> _Records provided_:
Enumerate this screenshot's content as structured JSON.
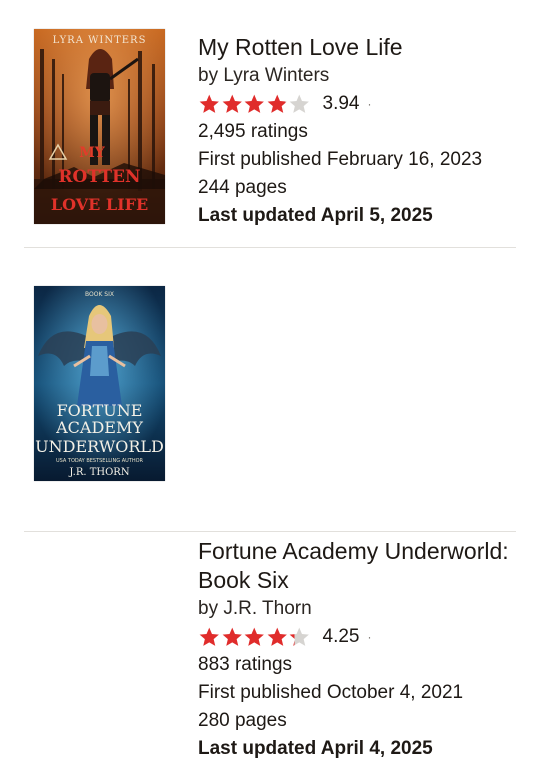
{
  "books": [
    {
      "title": "My Rotten Love Life",
      "author": "by Lyra Winters",
      "rating": 3.94,
      "rating_text": "3.94",
      "rating_sep": "·",
      "ratings_count": "2,495 ratings",
      "first_published": "First published February 16, 2023",
      "pages": "244 pages",
      "last_updated": "Last updated April 5, 2025",
      "cover": {
        "author_text": "LYRA WINTERS",
        "title_line1": "MY",
        "title_line2": "ROTTEN",
        "title_line3": "LOVE LIFE"
      }
    },
    {
      "title": "Fortune Academy Underworld: Book Six",
      "author": "by J.R. Thorn",
      "rating": 4.25,
      "rating_text": "4.25",
      "rating_sep": "·",
      "ratings_count": "883 ratings",
      "first_published": "First published October 4, 2021",
      "pages": "280 pages",
      "last_updated": "Last updated April 4, 2025",
      "cover": {
        "series_text": "BOOK SIX",
        "title_line1": "FORTUNE",
        "title_line2": "ACADEMY",
        "title_line3": "UNDERWORLD",
        "tagline": "USA TODAY BESTSELLING AUTHOR",
        "author_text": "J.R. THORN"
      }
    }
  ],
  "colors": {
    "star_filled": "#e02c2b",
    "star_empty": "#d6d4d1",
    "text": "#1e1915"
  },
  "icons": [
    "star-icon"
  ]
}
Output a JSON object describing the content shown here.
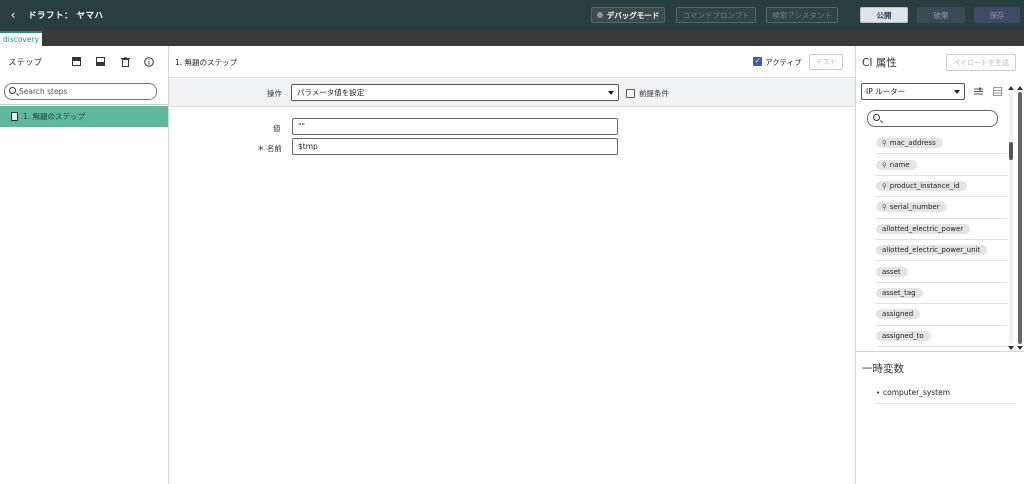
{
  "header": {
    "back_icon": "chevron-left-icon",
    "title": "ドラフト： ヤマハ",
    "debug_label": "デバッグモード",
    "command_prompt_label": "コマンドプロンプト",
    "search_assistant_label": "検索アシスタント",
    "publish_label": "公開",
    "discard_label": "破棄",
    "save_label": "保存",
    "colors": {
      "bar": "#293e40",
      "publish_bg": "#dfe3ea"
    }
  },
  "tabs": {
    "active": "discovery"
  },
  "left": {
    "title": "ステップ",
    "search_placeholder": "Search steps",
    "steps": [
      {
        "label": "1. 無題のステップ"
      }
    ],
    "colors": {
      "selected": "#5eb99c"
    }
  },
  "center": {
    "step_title": "1. 無題のステップ",
    "active_label": "アクティブ",
    "active_checked": true,
    "test_label": "テスト",
    "operation_label": "操作",
    "operation_value": "パラメータ値を設定",
    "precondition_label": "前提条件",
    "value_label": "値",
    "value_value": "\"\"",
    "name_label": "＊ 名前",
    "name_value": "$tmp"
  },
  "right": {
    "ci_title": "CI 属性",
    "payload_label": "ペイロードを生成",
    "ci_type_value": "IP ルーター",
    "attributes": [
      {
        "name": "mac_address",
        "key": true
      },
      {
        "name": "name",
        "key": true
      },
      {
        "name": "product_instance_id",
        "key": true
      },
      {
        "name": "serial_number",
        "key": true
      },
      {
        "name": "allotted_electric_power",
        "key": false
      },
      {
        "name": "allotted_electric_power_unit",
        "key": false
      },
      {
        "name": "asset",
        "key": false
      },
      {
        "name": "asset_tag",
        "key": false
      },
      {
        "name": "assigned",
        "key": false
      },
      {
        "name": "assigned_to",
        "key": false
      }
    ],
    "temp_title": "一時変数",
    "temp_vars": [
      "computer_system"
    ]
  }
}
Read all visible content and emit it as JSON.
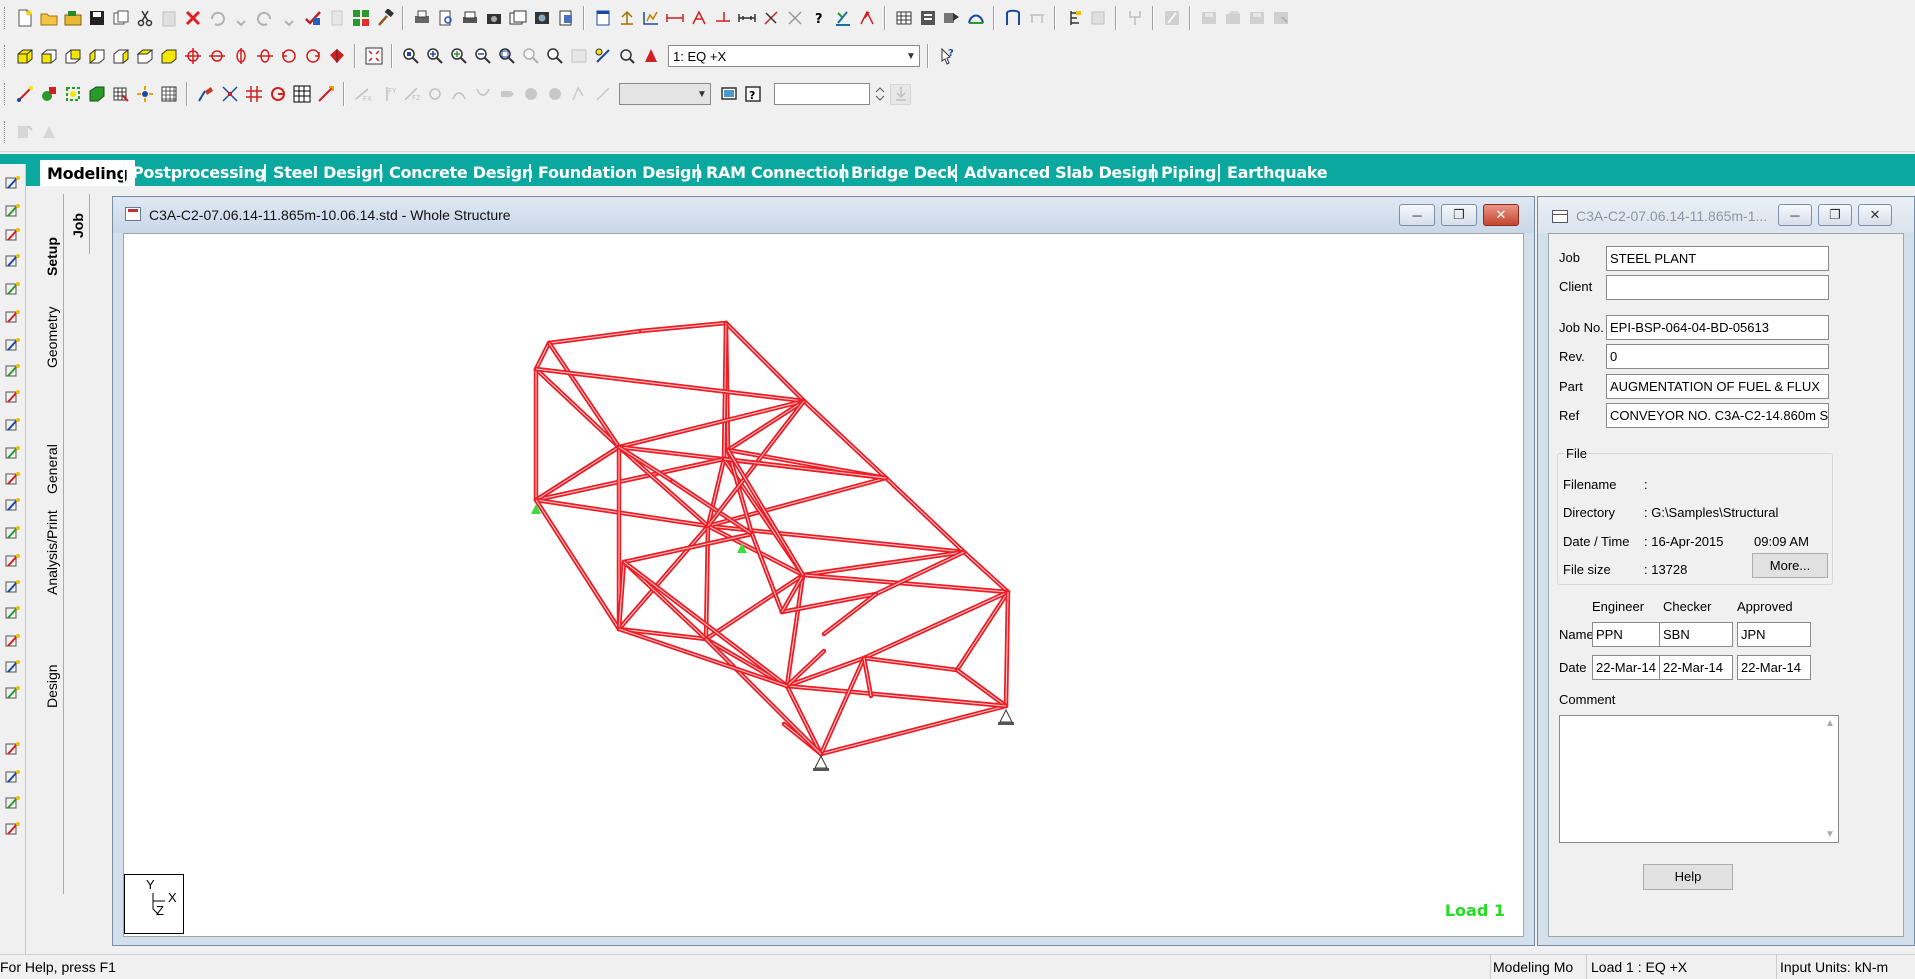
{
  "toolbar": {
    "load_case_combo": "1: EQ +X",
    "icons_row1": [
      "new-file-icon",
      "open-folder-icon",
      "open-project-icon",
      "save-icon",
      "save-as-icon",
      "cut-icon",
      "paste-icon",
      "delete-icon",
      "undo-icon",
      "undo-list-icon",
      "redo-icon",
      "redo-list-icon",
      "check-icon",
      "clipboard-icon",
      "structure-wizard-icon",
      "hammer-icon",
      "print-icon",
      "print-preview-icon",
      "print-current-icon",
      "snapshot-icon",
      "camera-icon",
      "report-icon",
      "report-setup-icon",
      "page-setup-icon",
      "window-icon",
      "dimension-icon",
      "node-tag-icon",
      "beam-spec-icon",
      "display-node-icon",
      "measure-icon",
      "tag-off-icon",
      "help-pointer-icon",
      "labels-icon",
      "error-icon",
      "table-icon",
      "grid-icon",
      "run-icon",
      "analysis-icon",
      "arch-icon",
      "bridge-icon",
      "stair-icon",
      "floor-icon",
      "plug-icon",
      "export-icon",
      "import-icon",
      "save-view-icon",
      "restore-view-icon",
      "delete-view-icon"
    ],
    "icons_row2": [
      "iso-view-icon",
      "front-view-icon",
      "back-view-icon",
      "left-view-icon",
      "right-view-icon",
      "top-view-icon",
      "rotate-up-icon",
      "rotate-down-icon",
      "rotate-left-icon",
      "rotate-right-icon",
      "spin-left-icon",
      "spin-right-icon",
      "3d-rotate-icon",
      "display-options-icon",
      "zoom-extents-icon",
      "zoom-in-icon",
      "zoom-out-icon",
      "zoom-window-icon",
      "zoom-dynamic-icon",
      "zoom-previous-icon",
      "pan-icon",
      "magnifier-icon",
      "perspective-icon",
      "help-icon"
    ],
    "icons_row3": [
      "nodes-cursor-icon",
      "beams-cursor-icon",
      "plates-cursor-icon",
      "solids-cursor-icon",
      "surfaces-cursor-icon",
      "geometry-cursor-icon",
      "all-cursor-icon",
      "snap-grid-icon",
      "add-beam-icon",
      "add-plate-icon",
      "add-solid-icon",
      "circle-icon",
      "grid-node-icon",
      "section-icon",
      "fx-icon",
      "fy-icon",
      "fz-icon",
      "mx-icon",
      "my-icon",
      "mz-icon",
      "force-icon",
      "moment-icon",
      "reaction-icon",
      "displacement-icon",
      "stress-icon",
      "monitor-icon",
      "query-icon",
      "up-down-icon"
    ],
    "icons_row4": [
      "property-icon",
      "assign-icon"
    ]
  },
  "tabs": [
    "Modeling",
    "Postprocessing",
    "Steel Design",
    "Concrete Design",
    "Foundation Design",
    "RAM Connection",
    "Bridge Deck",
    "Advanced Slab Design",
    "Piping",
    "Earthquake"
  ],
  "side_tabs_outer": [
    "Setup",
    "Geometry",
    "General",
    "Analysis/Print",
    "Design"
  ],
  "side_tab_inner": "Job",
  "main_window": {
    "title": "C3A-C2-07.06.14-11.865m-10.06.14.std - Whole Structure",
    "load_label": "Load 1",
    "axis": {
      "y": "Y",
      "x": "X",
      "z": "Z"
    }
  },
  "job_panel": {
    "title": "C3A-C2-07.06.14-11.865m-1...",
    "fields": {
      "job_label": "Job",
      "job": "STEEL PLANT",
      "client_label": "Client",
      "client": "",
      "jobno_label": "Job No.",
      "jobno": "EPI-BSP-064-04-BD-05613",
      "rev_label": "Rev.",
      "rev": "0",
      "part_label": "Part",
      "part": "AUGMENTATION OF FUEL & FLUX",
      "ref_label": "Ref",
      "ref": "CONVEYOR NO. C3A-C2-14.860m S"
    },
    "file": {
      "group_label": "File",
      "filename_label": "Filename",
      "filename": ":",
      "directory_label": "Directory",
      "directory": ": G:\\Samples\\Structural",
      "datetime_label": "Date / Time",
      "date": ": 16-Apr-2015",
      "time": "09:09 AM",
      "filesize_label": "File size",
      "filesize": ": 13728",
      "more_button": "More..."
    },
    "signoff": {
      "engineer_label": "Engineer",
      "checker_label": "Checker",
      "approved_label": "Approved",
      "name_label": "Name",
      "date_label": "Date",
      "engineer_name": "PPN",
      "checker_name": "SBN",
      "approved_name": "JPN",
      "engineer_date": "22-Mar-14",
      "checker_date": "22-Mar-14",
      "approved_date": "22-Mar-14"
    },
    "comment_label": "Comment",
    "comment": "",
    "help_button": "Help"
  },
  "status_bar": {
    "help": "For Help, press F1",
    "mode": "Modeling Mo",
    "load": "Load 1 : EQ +X",
    "units": "Input Units:   kN-m"
  },
  "colors": {
    "tab_bar": "#0aa89f",
    "structure": "#ee1c25",
    "support": "#3cdc3c",
    "load_label": "#22dd22"
  }
}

> _Work to do_: Show all lines from the listing above in which "rotate" appears.

> _Exercise output_:
      "rotate-up-icon",
      "rotate-down-icon",
      "rotate-left-icon",
      "rotate-right-icon",
      "3d-rotate-icon",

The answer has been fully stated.